Challenge:
In the records that follow, show each line where the word "JSON" is present.

Listed records:
┄┄┄┄┄┄┄┄┄┄┄┄┄┄┄┄┄┄┄┄

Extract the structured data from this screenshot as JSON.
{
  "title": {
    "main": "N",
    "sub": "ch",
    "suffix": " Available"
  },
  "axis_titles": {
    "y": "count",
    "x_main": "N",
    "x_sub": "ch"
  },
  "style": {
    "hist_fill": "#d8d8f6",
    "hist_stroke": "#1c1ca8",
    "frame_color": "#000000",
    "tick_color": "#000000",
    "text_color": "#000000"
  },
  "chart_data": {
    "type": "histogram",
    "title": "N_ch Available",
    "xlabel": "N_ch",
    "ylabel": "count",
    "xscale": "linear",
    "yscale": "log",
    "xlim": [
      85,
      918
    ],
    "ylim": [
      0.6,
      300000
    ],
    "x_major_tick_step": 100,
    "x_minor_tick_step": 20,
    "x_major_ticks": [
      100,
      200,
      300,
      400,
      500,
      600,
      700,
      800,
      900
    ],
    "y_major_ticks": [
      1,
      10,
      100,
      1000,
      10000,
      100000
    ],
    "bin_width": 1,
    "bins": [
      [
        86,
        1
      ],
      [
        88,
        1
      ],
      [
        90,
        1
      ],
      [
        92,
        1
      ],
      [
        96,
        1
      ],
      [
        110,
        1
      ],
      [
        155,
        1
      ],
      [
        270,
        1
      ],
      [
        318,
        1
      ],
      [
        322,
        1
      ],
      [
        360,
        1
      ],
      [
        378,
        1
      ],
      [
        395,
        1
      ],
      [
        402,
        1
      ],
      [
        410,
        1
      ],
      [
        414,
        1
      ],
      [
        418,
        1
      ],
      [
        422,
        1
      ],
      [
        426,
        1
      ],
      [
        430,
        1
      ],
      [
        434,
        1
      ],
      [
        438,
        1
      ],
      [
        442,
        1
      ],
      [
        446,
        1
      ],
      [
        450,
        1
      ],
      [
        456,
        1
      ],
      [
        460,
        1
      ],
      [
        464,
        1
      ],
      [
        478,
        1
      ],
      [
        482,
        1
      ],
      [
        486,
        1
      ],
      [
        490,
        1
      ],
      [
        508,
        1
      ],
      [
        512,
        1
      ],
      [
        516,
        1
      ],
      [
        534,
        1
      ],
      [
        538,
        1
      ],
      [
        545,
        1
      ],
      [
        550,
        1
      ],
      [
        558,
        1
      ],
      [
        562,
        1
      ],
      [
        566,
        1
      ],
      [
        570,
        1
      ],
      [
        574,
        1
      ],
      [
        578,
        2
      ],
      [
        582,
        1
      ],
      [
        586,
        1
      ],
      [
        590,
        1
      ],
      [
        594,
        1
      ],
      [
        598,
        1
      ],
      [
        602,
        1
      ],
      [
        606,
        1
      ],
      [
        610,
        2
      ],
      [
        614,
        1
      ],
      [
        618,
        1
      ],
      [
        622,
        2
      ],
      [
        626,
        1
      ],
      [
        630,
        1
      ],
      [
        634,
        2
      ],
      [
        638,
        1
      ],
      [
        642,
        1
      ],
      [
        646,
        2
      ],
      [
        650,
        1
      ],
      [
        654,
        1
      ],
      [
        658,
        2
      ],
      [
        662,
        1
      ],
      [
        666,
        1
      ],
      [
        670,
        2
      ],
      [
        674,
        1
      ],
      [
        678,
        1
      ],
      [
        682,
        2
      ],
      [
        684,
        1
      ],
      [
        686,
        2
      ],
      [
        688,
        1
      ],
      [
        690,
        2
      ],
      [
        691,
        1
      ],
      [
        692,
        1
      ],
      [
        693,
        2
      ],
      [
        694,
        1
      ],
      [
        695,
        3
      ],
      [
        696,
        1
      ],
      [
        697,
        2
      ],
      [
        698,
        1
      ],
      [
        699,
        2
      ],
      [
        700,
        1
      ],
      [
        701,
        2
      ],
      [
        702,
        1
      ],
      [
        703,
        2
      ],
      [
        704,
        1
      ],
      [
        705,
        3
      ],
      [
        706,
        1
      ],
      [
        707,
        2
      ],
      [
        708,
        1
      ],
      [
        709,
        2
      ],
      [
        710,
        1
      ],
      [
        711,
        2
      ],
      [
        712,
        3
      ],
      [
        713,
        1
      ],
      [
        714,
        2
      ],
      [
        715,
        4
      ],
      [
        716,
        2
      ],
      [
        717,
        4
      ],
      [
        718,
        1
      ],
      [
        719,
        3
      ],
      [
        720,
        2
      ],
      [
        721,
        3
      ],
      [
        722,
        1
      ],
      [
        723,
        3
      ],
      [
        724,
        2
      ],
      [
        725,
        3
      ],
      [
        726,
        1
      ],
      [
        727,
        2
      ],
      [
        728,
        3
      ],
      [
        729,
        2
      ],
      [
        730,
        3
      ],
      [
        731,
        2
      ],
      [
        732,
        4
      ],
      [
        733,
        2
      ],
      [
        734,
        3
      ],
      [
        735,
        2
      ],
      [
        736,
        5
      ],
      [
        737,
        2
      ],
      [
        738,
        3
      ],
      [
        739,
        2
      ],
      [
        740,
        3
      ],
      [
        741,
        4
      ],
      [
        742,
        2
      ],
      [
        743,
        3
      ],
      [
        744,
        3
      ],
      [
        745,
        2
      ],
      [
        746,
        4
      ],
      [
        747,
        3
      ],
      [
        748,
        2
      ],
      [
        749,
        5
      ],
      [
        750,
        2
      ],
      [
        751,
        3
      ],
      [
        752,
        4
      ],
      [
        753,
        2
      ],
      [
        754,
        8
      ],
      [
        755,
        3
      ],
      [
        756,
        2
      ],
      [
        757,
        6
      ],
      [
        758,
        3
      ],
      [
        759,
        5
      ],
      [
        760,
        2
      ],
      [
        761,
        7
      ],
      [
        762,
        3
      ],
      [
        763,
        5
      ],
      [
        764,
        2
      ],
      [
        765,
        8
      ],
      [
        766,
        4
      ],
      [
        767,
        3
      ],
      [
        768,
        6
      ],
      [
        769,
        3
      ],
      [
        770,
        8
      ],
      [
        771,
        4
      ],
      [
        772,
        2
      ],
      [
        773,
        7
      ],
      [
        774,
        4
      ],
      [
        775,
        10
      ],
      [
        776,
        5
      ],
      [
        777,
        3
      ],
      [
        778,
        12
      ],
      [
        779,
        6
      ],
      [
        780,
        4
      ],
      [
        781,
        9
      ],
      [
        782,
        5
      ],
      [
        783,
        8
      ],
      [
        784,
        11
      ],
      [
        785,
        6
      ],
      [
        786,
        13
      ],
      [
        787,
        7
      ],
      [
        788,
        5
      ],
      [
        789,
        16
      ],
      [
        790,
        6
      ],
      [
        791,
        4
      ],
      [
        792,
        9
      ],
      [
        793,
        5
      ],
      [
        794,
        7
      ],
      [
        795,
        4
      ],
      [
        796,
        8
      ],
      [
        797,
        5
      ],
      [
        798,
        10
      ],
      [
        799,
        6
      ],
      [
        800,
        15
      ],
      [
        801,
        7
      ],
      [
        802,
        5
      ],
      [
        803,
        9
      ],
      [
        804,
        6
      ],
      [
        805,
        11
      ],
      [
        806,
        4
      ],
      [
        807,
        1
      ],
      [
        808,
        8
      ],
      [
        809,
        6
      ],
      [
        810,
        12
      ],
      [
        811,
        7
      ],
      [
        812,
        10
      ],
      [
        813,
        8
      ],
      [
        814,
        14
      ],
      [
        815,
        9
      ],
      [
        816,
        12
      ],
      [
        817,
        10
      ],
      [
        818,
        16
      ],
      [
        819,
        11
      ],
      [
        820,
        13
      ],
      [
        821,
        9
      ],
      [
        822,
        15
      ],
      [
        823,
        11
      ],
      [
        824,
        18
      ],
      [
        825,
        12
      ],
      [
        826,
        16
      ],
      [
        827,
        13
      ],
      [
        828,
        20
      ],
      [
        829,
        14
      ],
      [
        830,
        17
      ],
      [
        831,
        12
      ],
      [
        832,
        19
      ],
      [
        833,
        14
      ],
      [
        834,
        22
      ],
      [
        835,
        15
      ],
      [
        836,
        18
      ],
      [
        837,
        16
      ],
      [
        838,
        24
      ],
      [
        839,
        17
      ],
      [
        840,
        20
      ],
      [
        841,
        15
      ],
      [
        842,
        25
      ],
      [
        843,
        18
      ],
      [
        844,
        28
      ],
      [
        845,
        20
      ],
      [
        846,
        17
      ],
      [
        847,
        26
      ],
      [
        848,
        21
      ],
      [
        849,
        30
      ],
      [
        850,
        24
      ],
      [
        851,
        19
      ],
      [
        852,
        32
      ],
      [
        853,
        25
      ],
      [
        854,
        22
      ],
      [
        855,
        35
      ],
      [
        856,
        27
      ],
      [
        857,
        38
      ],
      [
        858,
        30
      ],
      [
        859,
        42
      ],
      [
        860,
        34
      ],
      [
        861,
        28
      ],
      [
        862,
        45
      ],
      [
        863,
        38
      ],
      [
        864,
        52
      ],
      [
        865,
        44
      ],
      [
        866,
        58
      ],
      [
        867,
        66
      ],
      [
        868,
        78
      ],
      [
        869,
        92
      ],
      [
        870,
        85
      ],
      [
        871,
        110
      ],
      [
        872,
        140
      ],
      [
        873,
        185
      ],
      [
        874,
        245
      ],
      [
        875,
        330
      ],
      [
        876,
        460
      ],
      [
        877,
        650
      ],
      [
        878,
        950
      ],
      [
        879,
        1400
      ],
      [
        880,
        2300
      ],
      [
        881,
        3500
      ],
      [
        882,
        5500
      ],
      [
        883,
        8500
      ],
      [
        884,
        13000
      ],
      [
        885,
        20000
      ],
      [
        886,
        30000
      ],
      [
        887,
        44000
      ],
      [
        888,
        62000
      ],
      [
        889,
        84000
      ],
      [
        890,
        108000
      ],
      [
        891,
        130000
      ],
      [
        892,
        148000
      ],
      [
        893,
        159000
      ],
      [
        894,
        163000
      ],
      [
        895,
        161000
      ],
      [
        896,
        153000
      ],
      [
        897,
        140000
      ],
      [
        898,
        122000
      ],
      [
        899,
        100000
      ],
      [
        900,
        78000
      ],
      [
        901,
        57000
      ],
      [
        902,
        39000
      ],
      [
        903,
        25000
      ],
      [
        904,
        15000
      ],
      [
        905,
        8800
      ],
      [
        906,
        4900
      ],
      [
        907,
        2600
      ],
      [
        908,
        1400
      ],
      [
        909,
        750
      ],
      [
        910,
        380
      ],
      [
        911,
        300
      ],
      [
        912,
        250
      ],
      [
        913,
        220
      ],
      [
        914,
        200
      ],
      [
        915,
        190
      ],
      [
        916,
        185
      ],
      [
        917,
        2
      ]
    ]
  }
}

┄┄┄┄┄┄┄┄┄┄┄┄┄┄┄┄┄┄┄┄

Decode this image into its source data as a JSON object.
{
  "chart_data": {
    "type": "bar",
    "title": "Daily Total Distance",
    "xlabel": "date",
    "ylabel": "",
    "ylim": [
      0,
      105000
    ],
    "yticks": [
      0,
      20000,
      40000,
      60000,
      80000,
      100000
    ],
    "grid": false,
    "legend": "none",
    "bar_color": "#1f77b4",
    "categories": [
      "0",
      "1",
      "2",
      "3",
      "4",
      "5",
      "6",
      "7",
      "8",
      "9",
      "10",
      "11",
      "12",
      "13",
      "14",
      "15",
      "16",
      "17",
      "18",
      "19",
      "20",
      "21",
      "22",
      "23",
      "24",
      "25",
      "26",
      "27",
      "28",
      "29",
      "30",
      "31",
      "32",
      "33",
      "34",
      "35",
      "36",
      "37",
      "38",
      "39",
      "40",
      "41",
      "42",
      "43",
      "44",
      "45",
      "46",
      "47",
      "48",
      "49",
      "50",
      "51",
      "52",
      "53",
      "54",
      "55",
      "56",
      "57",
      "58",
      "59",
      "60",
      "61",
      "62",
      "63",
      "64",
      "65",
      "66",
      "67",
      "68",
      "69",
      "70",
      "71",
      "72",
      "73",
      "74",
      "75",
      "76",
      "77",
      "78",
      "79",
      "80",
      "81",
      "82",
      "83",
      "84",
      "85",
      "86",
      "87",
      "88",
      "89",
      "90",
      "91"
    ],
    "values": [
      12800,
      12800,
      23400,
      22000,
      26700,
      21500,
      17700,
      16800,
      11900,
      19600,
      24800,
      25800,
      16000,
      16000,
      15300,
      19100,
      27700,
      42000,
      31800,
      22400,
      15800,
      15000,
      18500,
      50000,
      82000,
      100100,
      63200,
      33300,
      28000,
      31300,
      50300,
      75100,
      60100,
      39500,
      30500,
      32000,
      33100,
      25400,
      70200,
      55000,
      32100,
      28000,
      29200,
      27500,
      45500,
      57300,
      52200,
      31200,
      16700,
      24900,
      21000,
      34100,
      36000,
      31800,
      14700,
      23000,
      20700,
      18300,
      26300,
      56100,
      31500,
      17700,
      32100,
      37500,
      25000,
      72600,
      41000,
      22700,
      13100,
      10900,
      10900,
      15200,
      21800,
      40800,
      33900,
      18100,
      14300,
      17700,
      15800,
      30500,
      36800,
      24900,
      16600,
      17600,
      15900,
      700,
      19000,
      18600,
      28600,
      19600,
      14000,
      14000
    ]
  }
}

┄┄┄┄┄┄┄┄┄┄┄┄┄┄┄┄┄┄┄┄

The answer:
Extract the structured data from this screenshot as JSON.
Decode this image into its source data as a JSON object.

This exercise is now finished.